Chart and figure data

● ● ●

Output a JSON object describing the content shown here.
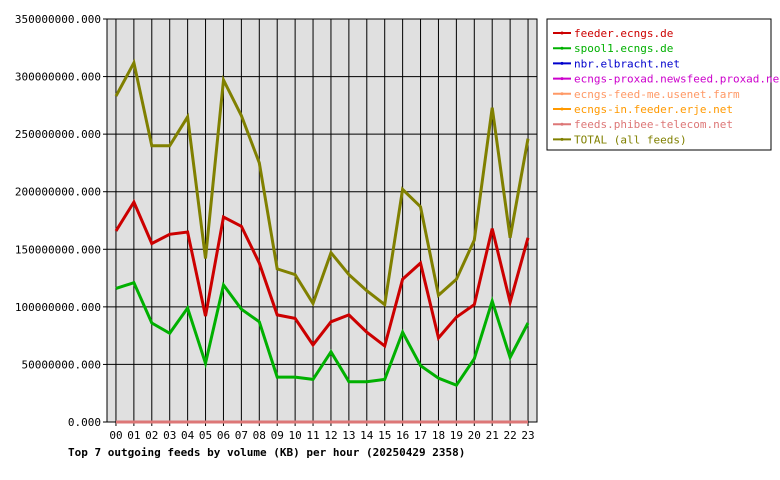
{
  "chart_data": {
    "type": "line",
    "title": "Top 7 outgoing feeds by volume (KB) per hour (20250429 2358)",
    "categories": [
      "00",
      "01",
      "02",
      "03",
      "04",
      "05",
      "06",
      "07",
      "08",
      "09",
      "10",
      "11",
      "12",
      "13",
      "14",
      "15",
      "16",
      "17",
      "18",
      "19",
      "20",
      "21",
      "22",
      "23"
    ],
    "y_tick_labels": [
      "0.000",
      "50000000.000",
      "100000000.000",
      "150000000.000",
      "200000000.000",
      "250000000.000",
      "300000000.000",
      "350000000.000"
    ],
    "ylim": [
      0,
      350000000
    ],
    "grid": true,
    "legend_position": "right",
    "series": [
      {
        "name": "feeder.ecngs.de",
        "color": "#cc0000",
        "values": [
          166000000,
          191000000,
          155000000,
          163000000,
          165000000,
          92000000,
          178000000,
          170000000,
          138000000,
          93000000,
          90000000,
          67000000,
          87000000,
          93000000,
          78000000,
          66000000,
          124000000,
          138000000,
          73000000,
          91000000,
          102000000,
          168000000,
          104000000,
          160000000
        ]
      },
      {
        "name": "spool1.ecngs.de",
        "color": "#00b000",
        "values": [
          116000000,
          121000000,
          86000000,
          77000000,
          99000000,
          51000000,
          119000000,
          98000000,
          87000000,
          39000000,
          39000000,
          37000000,
          61000000,
          35000000,
          35000000,
          37000000,
          78000000,
          49000000,
          38000000,
          32000000,
          55000000,
          105000000,
          56000000,
          86000000
        ]
      },
      {
        "name": "nbr.elbracht.net",
        "color": "#0000cc",
        "values": [
          0,
          0,
          0,
          0,
          0,
          0,
          0,
          0,
          0,
          0,
          0,
          0,
          0,
          0,
          0,
          0,
          0,
          0,
          0,
          0,
          0,
          0,
          0,
          0
        ]
      },
      {
        "name": "ecngs-proxad.newsfeed.proxad.net",
        "color": "#cc00cc",
        "values": [
          0,
          0,
          0,
          0,
          0,
          0,
          0,
          0,
          0,
          0,
          0,
          0,
          0,
          0,
          0,
          0,
          0,
          0,
          0,
          0,
          0,
          0,
          0,
          0
        ]
      },
      {
        "name": "ecngs-feed-me.usenet.farm",
        "color": "#ff9966",
        "values": [
          0,
          0,
          0,
          0,
          0,
          0,
          0,
          0,
          0,
          0,
          0,
          0,
          0,
          0,
          0,
          0,
          0,
          0,
          0,
          0,
          0,
          0,
          0,
          0
        ]
      },
      {
        "name": "ecngs-in.feeder.erje.net",
        "color": "#ff9900",
        "values": [
          0,
          0,
          0,
          0,
          0,
          0,
          0,
          0,
          0,
          0,
          0,
          0,
          0,
          0,
          0,
          0,
          0,
          0,
          0,
          0,
          0,
          0,
          0,
          0
        ]
      },
      {
        "name": "feeds.phibee-telecom.net",
        "color": "#dd7777",
        "values": [
          0,
          0,
          0,
          0,
          0,
          0,
          0,
          0,
          0,
          0,
          0,
          0,
          0,
          0,
          0,
          0,
          0,
          0,
          0,
          0,
          0,
          0,
          0,
          0
        ]
      },
      {
        "name": "TOTAL (all feeds)",
        "color": "#808000",
        "values": [
          283000000,
          312000000,
          240000000,
          240000000,
          265000000,
          142000000,
          297000000,
          266000000,
          225000000,
          133000000,
          128000000,
          103000000,
          147000000,
          128000000,
          114000000,
          102000000,
          202000000,
          187000000,
          110000000,
          124000000,
          158000000,
          273000000,
          160000000,
          246000000
        ]
      }
    ]
  }
}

● ● ●

**Work to complete**: What is the number of lines in the records that contain "name"? Give that number only.

**Answer below**: 8